Your instructions: Scan the following material for the string "title" and copy each line in which it appears.

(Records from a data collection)
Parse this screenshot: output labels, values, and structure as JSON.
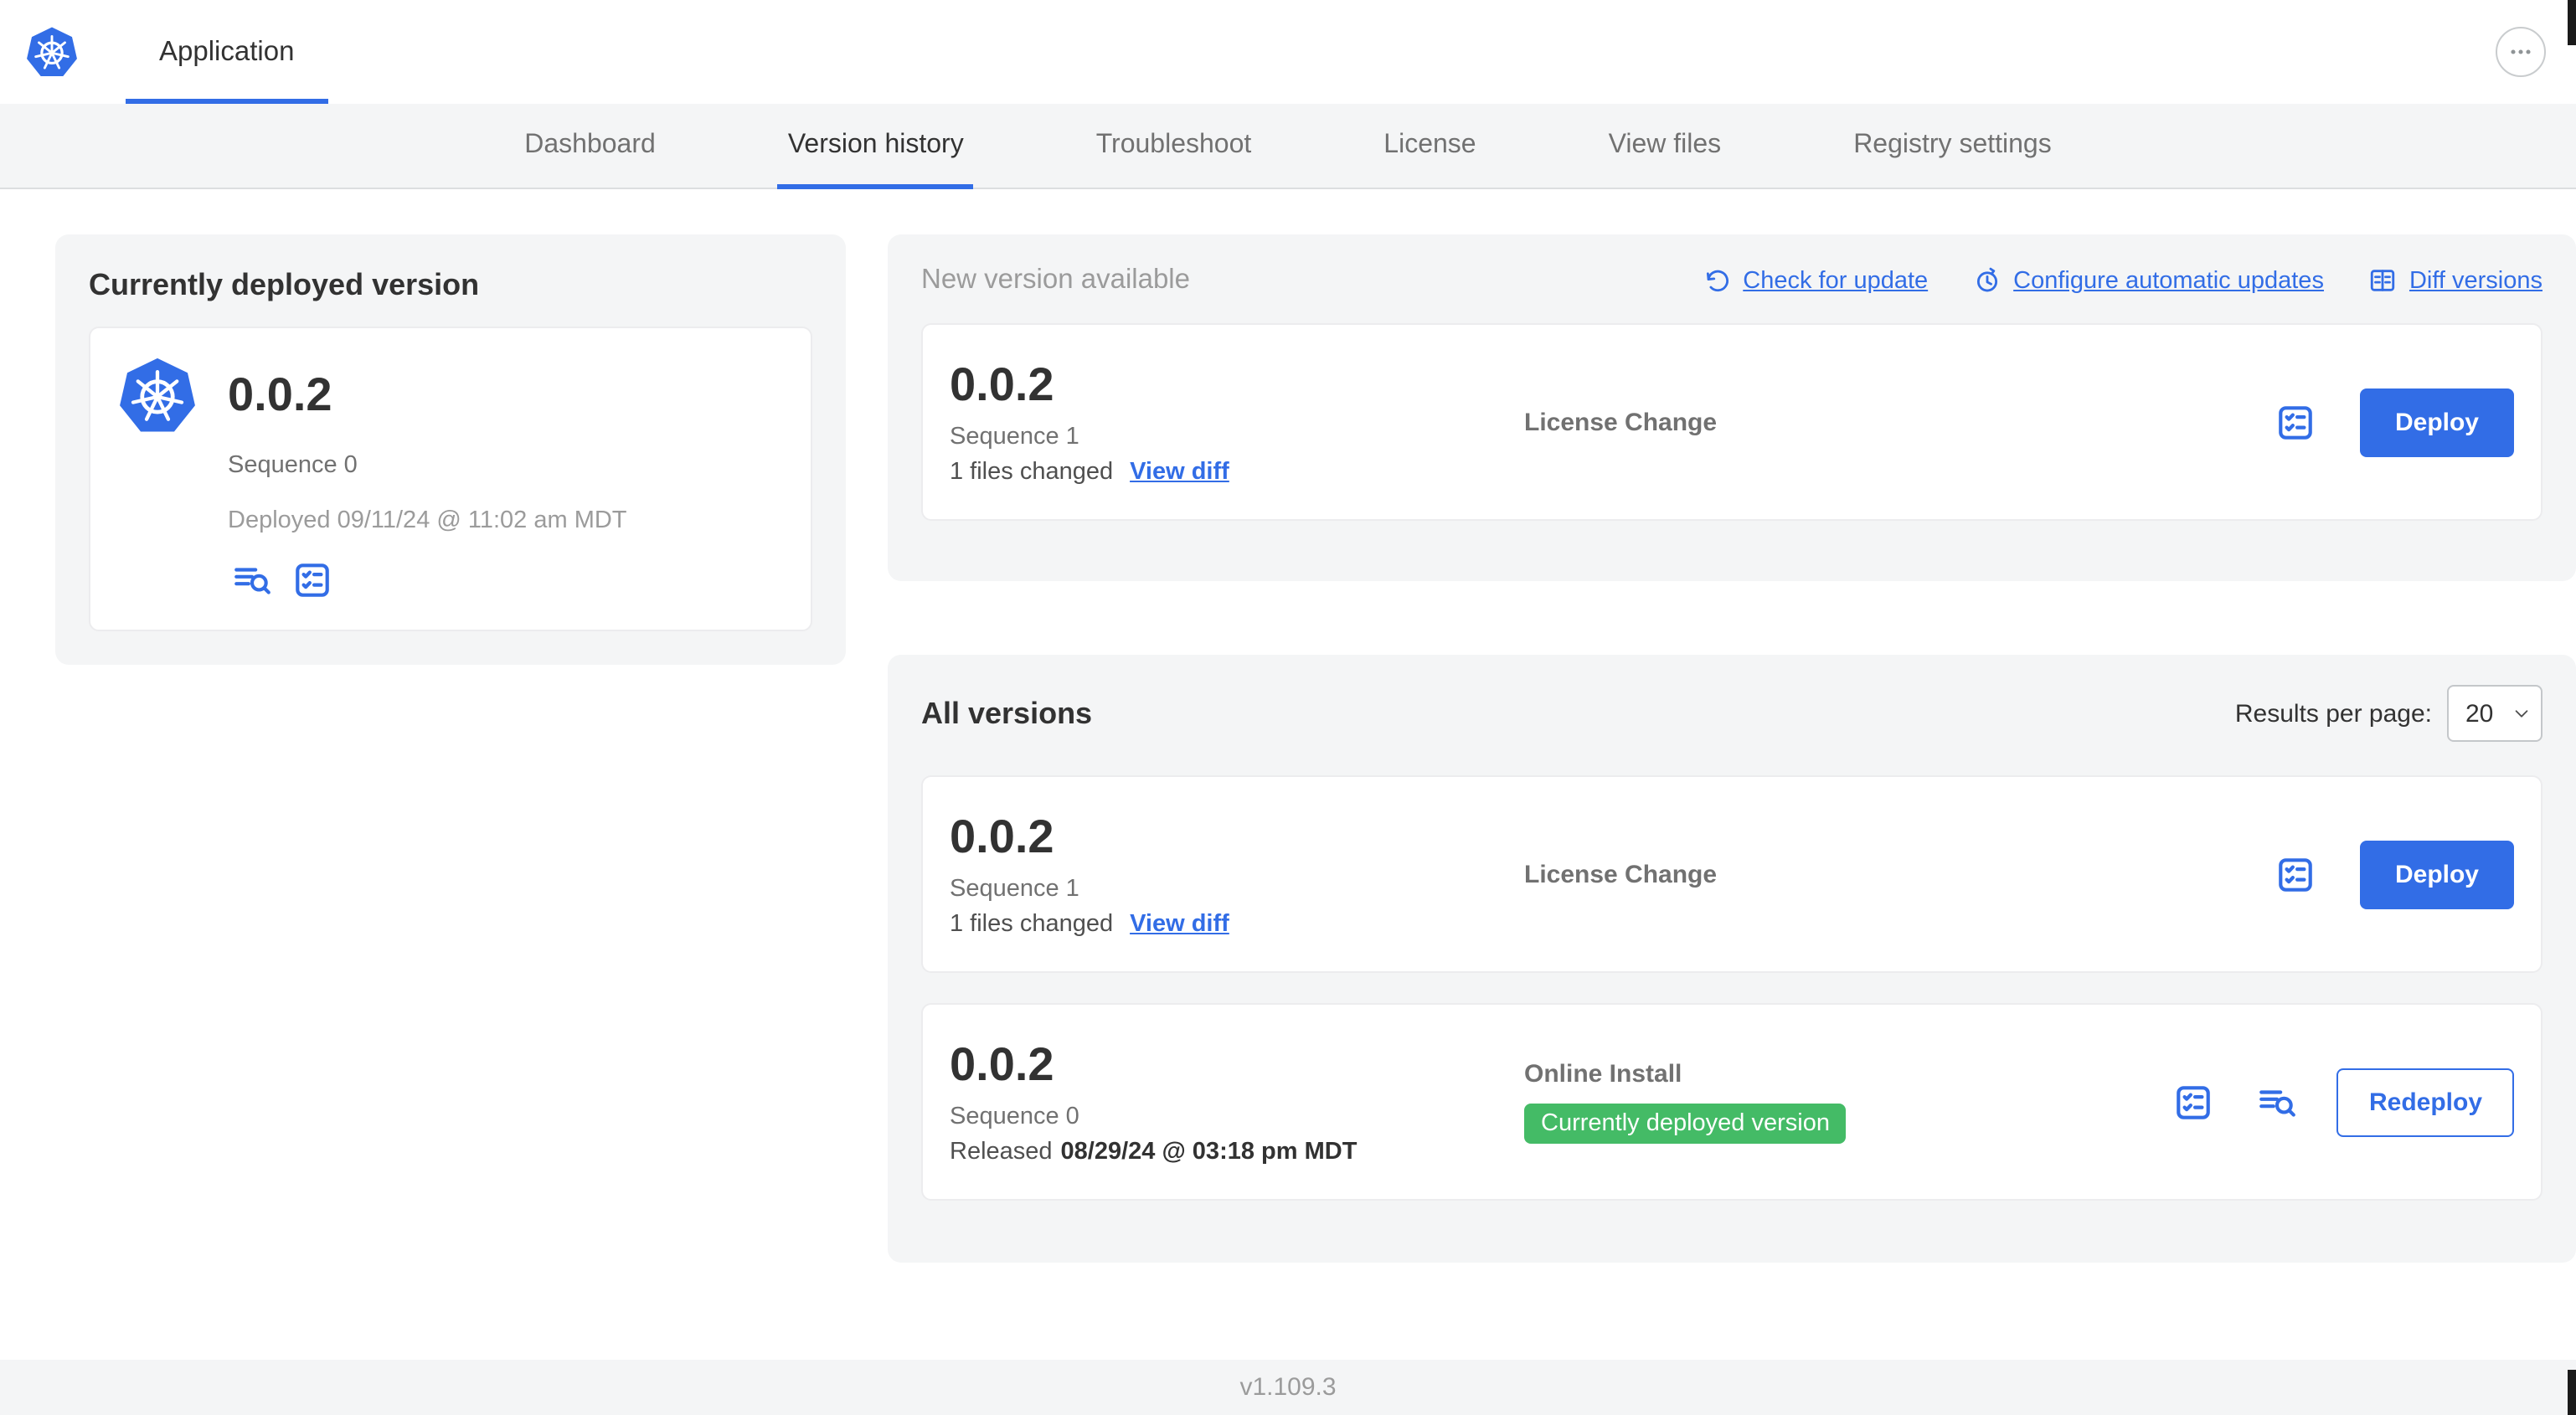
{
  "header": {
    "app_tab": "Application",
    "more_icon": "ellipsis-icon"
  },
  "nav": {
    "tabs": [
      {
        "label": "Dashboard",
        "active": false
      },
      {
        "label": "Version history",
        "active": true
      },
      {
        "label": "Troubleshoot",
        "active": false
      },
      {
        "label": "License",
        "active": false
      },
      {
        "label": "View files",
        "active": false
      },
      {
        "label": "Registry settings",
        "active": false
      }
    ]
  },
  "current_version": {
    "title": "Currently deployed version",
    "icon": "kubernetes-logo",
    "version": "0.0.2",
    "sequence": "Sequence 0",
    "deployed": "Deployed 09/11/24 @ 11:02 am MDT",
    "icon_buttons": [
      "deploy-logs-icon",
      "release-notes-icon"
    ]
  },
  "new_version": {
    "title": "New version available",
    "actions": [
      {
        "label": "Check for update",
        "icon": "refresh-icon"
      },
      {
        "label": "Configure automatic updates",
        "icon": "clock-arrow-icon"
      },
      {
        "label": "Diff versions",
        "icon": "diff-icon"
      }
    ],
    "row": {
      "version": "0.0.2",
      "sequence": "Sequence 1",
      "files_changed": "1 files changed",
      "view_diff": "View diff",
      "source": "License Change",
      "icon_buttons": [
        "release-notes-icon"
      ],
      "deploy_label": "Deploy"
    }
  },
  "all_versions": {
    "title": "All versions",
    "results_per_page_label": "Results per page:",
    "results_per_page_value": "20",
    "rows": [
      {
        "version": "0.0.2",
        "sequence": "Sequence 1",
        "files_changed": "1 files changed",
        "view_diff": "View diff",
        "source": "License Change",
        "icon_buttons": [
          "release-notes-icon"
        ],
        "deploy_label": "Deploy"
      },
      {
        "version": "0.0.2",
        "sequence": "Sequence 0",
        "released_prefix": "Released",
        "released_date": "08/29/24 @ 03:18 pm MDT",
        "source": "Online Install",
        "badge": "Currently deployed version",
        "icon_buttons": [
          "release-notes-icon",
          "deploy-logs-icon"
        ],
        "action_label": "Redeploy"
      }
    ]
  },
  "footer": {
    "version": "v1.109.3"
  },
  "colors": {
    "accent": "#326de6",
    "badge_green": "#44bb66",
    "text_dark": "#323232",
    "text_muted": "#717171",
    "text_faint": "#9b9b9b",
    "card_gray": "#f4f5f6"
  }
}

Result of this exercise:
    "title": "Currently deployed version",
    "title": "New version available",
    "title": "All versions",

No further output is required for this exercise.